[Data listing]
☆ ☆ ☆ ☆
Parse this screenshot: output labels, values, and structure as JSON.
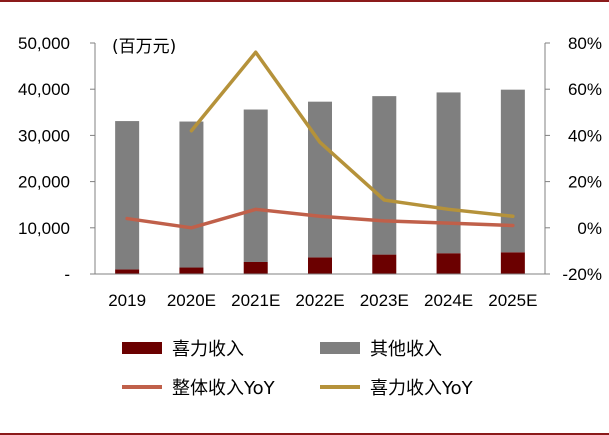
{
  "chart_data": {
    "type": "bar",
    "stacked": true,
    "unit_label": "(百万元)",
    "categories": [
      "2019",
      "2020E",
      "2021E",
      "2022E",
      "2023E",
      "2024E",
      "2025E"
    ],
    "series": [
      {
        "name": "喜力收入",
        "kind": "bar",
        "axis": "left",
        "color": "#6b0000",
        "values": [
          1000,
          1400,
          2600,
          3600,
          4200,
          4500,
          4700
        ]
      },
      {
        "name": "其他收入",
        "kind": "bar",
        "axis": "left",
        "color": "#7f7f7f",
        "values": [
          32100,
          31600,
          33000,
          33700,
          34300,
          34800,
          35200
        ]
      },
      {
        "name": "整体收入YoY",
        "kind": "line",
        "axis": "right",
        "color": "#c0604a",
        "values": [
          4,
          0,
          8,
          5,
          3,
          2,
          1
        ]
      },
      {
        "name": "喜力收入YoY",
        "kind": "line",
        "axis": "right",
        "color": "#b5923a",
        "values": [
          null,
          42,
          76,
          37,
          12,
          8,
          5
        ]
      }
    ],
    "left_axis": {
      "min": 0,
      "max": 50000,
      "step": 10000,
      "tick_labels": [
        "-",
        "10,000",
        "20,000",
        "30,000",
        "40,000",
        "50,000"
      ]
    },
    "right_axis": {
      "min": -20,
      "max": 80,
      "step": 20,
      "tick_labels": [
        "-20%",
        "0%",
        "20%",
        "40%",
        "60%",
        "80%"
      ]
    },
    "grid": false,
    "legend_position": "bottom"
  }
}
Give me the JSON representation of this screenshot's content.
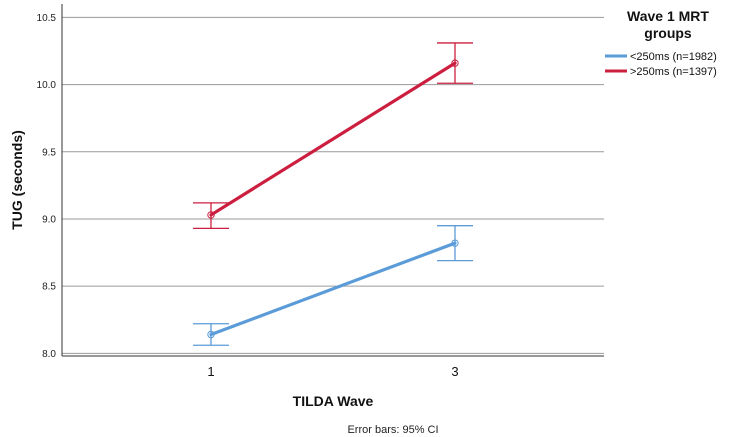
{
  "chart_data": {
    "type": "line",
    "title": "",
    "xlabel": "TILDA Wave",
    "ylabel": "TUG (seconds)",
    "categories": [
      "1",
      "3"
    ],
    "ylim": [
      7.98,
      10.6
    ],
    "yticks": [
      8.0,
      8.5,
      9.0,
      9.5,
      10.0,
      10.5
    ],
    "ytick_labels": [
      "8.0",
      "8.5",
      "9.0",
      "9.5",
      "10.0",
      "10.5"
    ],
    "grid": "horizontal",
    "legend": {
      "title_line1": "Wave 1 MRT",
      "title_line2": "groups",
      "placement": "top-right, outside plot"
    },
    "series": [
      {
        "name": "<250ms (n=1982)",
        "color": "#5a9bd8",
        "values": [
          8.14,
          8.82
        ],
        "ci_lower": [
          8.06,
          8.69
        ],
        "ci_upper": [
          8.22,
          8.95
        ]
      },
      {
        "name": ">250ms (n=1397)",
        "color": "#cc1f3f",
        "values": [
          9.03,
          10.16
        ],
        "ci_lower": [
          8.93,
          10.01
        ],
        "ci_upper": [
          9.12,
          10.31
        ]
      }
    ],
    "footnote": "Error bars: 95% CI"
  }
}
☆ ☆ ☆ ☆
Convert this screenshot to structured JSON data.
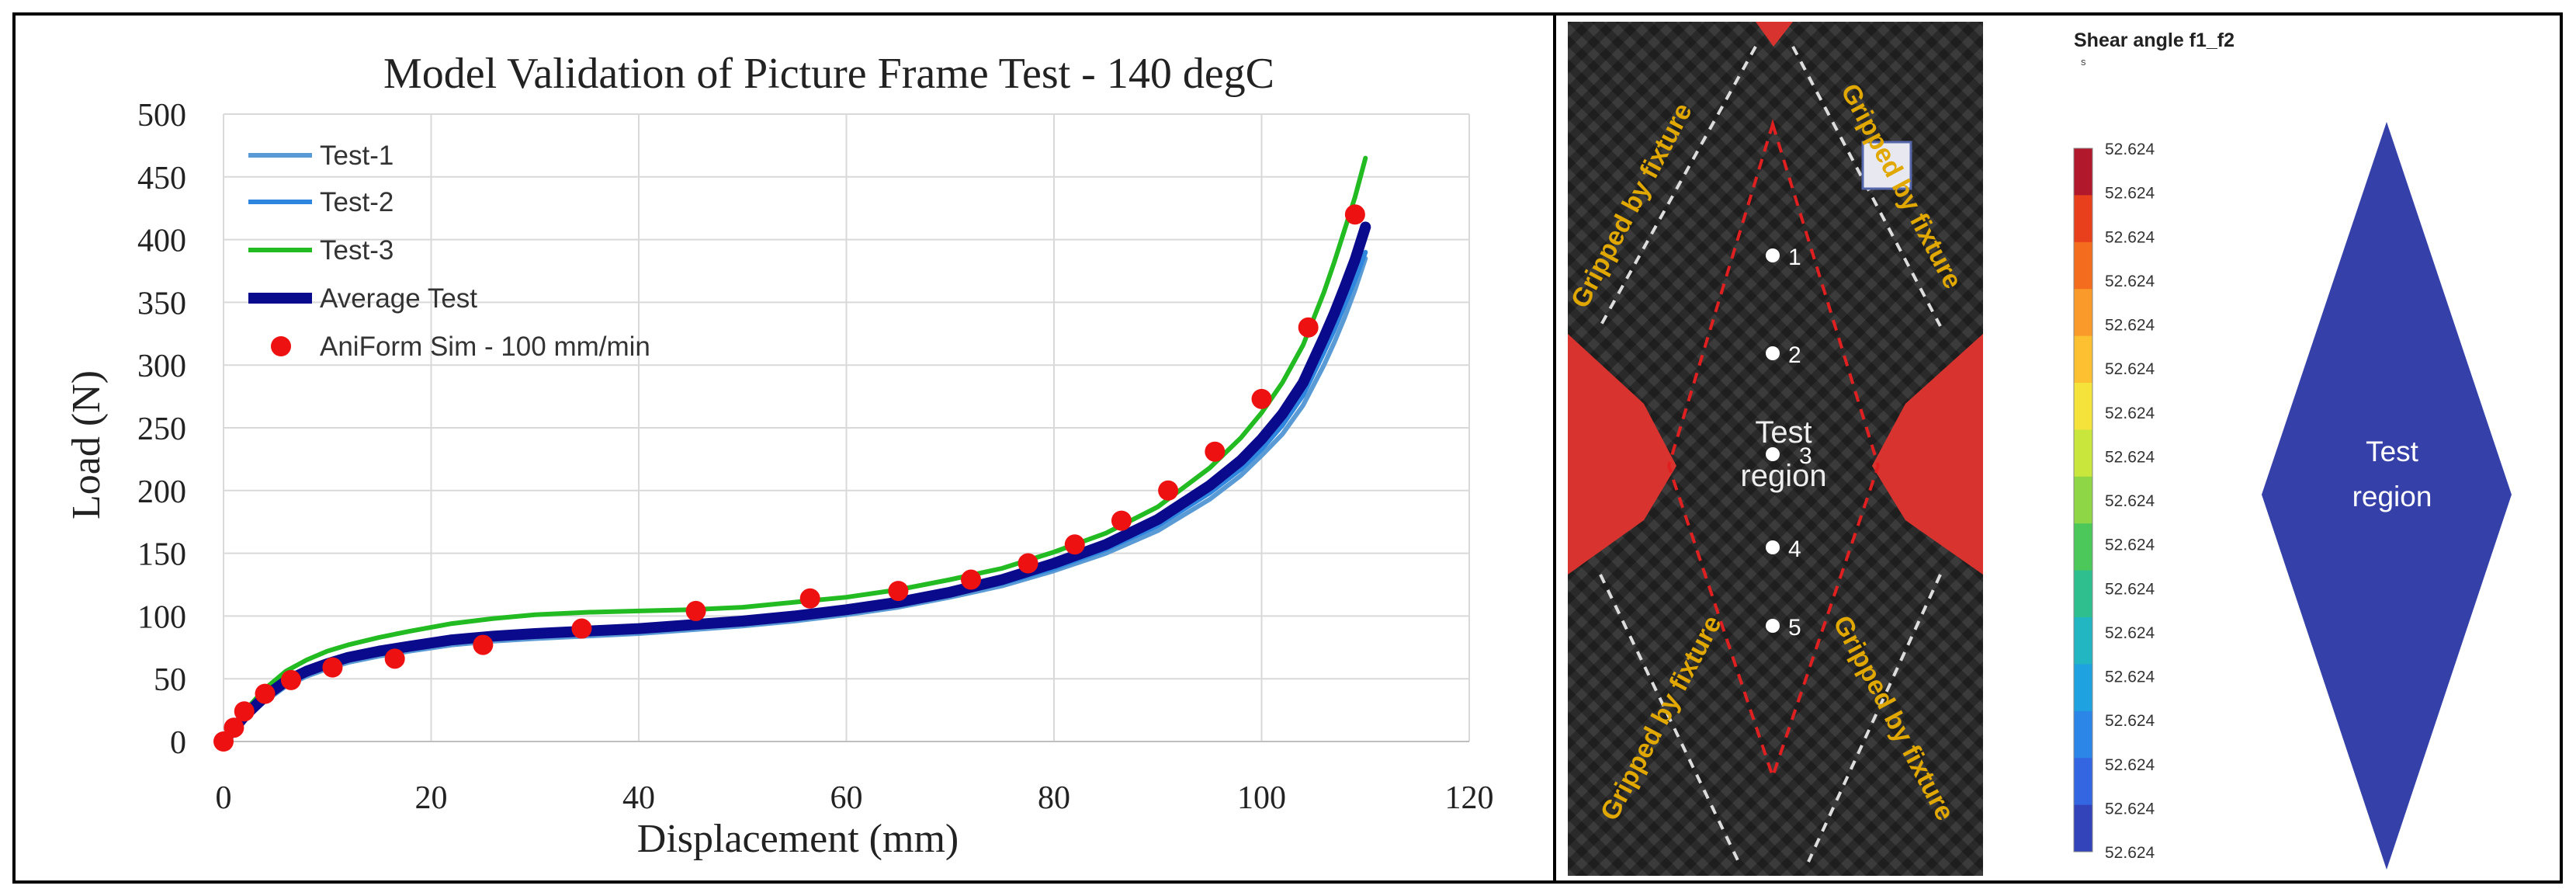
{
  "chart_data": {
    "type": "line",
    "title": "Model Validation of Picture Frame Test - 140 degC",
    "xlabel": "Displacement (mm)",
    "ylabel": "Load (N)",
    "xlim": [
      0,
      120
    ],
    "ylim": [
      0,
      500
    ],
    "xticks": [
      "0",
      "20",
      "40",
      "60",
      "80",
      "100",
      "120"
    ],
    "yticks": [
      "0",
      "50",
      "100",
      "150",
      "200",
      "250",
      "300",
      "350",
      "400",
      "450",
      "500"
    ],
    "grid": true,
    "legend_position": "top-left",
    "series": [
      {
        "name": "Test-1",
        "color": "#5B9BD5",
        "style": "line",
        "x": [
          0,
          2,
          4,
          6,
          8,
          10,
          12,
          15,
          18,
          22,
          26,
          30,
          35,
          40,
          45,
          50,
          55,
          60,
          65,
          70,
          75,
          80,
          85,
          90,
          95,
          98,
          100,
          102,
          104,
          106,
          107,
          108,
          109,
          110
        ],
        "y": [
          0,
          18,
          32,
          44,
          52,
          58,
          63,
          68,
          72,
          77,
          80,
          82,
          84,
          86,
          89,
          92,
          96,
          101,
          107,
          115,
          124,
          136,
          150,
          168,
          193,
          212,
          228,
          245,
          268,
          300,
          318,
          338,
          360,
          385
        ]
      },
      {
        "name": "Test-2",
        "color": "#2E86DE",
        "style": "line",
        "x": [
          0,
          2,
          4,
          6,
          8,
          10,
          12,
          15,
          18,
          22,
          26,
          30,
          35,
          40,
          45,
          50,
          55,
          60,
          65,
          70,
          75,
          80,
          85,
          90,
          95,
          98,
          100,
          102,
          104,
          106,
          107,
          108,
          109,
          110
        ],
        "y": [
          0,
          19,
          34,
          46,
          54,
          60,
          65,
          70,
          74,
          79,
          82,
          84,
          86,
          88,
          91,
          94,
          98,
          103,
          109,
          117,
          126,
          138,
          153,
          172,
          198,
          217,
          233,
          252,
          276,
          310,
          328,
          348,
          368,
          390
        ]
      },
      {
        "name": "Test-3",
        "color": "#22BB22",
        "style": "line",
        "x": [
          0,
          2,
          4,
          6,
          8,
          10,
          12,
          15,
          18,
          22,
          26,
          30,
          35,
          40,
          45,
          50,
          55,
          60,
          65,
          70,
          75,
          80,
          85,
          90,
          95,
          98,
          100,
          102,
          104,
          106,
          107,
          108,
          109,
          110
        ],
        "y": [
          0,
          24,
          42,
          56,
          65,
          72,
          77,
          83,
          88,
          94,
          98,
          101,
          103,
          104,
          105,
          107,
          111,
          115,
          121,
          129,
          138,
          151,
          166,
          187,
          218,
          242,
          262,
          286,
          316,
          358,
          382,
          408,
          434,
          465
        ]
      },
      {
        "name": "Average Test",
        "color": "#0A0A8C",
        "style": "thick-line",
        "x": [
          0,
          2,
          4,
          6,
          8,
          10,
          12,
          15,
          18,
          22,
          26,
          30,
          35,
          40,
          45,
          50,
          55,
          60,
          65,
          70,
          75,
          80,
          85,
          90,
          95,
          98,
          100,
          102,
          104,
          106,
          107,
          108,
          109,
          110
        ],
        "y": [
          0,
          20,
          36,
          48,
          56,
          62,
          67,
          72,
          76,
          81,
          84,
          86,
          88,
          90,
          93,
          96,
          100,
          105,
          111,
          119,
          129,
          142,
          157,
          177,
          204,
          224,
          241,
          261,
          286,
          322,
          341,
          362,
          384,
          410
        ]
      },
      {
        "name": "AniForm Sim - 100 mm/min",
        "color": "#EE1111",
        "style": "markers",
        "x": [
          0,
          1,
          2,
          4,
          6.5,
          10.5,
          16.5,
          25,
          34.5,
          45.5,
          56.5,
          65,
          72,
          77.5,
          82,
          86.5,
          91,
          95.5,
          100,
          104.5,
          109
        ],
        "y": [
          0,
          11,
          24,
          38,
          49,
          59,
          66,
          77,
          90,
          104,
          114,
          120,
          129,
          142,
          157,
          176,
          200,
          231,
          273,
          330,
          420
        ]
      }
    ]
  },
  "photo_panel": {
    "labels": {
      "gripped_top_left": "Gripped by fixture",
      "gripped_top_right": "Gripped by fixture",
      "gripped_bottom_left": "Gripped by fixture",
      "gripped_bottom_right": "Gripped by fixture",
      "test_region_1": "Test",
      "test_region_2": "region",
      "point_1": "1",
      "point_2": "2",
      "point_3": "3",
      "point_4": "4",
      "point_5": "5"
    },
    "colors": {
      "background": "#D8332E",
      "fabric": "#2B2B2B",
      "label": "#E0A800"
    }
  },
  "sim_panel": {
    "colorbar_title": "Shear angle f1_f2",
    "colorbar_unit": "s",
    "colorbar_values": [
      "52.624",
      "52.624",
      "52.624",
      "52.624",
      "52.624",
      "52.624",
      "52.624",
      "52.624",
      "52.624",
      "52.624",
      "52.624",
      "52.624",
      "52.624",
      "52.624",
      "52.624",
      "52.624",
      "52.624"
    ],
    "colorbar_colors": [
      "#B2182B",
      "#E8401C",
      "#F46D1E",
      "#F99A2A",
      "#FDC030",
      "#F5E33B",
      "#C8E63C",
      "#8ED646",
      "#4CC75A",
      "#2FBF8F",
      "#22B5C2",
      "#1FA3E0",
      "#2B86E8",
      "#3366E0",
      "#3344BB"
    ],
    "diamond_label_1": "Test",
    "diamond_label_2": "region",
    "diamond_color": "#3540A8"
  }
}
☆ ☆ ☆ ☆
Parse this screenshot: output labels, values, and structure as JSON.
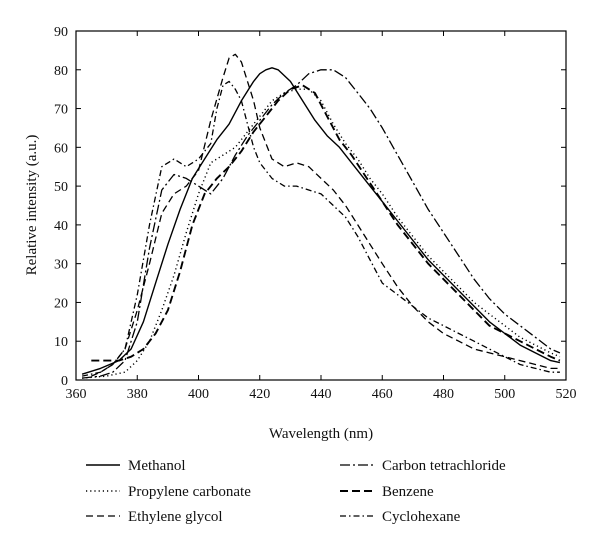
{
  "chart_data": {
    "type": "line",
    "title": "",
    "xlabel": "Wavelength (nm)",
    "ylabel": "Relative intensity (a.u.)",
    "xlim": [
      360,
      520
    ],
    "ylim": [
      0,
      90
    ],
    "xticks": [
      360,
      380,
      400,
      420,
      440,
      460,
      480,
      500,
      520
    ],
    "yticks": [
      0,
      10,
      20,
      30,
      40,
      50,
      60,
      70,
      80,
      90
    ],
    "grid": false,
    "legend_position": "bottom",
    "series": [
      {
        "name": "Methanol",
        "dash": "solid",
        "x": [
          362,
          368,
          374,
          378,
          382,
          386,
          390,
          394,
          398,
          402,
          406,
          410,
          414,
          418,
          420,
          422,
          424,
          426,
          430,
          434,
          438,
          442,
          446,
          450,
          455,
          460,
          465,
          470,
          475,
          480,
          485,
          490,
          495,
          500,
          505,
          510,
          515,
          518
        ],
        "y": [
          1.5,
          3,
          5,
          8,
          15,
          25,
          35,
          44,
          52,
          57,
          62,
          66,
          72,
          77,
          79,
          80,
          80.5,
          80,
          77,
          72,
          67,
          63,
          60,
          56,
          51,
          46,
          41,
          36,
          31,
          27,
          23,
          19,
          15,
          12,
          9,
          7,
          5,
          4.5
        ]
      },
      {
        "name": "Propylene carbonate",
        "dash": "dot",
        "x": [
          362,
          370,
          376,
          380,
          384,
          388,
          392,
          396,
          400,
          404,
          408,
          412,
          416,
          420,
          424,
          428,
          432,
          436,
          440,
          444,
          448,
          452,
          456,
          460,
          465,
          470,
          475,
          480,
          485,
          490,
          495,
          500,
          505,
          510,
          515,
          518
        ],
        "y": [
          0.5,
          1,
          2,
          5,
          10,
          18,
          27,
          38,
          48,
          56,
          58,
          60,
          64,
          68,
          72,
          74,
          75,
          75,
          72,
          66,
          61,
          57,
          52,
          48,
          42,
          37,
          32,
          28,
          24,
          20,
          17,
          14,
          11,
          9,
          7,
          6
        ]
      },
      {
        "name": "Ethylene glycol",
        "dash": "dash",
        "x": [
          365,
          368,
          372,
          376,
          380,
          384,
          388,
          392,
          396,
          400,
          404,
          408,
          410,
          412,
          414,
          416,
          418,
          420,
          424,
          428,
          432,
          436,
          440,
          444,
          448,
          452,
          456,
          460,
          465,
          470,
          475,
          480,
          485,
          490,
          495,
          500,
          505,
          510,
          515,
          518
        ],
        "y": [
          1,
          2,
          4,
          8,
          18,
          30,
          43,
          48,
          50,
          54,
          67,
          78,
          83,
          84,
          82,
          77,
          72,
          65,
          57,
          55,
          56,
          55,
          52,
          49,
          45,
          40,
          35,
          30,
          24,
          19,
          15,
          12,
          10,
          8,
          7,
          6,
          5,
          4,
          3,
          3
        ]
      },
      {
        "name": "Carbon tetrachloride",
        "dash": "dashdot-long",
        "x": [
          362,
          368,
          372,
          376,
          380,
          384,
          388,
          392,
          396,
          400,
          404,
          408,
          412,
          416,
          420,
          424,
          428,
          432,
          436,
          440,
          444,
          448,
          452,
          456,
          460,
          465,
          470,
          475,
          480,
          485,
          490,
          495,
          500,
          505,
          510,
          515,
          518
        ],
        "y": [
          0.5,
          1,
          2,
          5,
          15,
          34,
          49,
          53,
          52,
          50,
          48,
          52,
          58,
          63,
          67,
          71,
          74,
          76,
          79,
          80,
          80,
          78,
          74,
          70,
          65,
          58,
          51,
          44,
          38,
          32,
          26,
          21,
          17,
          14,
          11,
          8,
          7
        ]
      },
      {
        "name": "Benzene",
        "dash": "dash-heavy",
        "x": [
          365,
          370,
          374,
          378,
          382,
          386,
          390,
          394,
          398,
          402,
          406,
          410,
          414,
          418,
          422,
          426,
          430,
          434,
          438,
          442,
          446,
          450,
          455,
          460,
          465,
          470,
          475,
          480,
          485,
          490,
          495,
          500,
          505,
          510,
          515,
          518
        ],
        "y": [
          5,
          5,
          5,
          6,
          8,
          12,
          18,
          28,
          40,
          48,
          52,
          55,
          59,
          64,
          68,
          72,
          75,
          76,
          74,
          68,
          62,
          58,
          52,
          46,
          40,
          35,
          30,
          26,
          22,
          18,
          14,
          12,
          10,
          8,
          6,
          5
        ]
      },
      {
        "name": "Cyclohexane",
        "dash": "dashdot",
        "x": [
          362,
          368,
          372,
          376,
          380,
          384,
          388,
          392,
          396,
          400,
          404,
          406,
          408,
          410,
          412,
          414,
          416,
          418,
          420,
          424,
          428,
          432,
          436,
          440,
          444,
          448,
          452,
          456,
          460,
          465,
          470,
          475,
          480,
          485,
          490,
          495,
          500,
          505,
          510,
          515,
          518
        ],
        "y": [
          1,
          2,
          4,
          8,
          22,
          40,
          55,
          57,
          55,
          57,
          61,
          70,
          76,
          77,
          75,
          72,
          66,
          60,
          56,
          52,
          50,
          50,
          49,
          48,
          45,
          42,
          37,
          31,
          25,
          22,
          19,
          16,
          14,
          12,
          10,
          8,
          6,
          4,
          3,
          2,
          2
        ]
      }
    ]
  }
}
☆ ☆ ☆ ☆
* **Your goal**: Give every line of the material that includes the string "ylabel".

* **Written response**:
    "ylabel": "TUG (seconds)",
    "ylabel": "Load (N)",
    "ylabel": "Relative intensity (a.u.)",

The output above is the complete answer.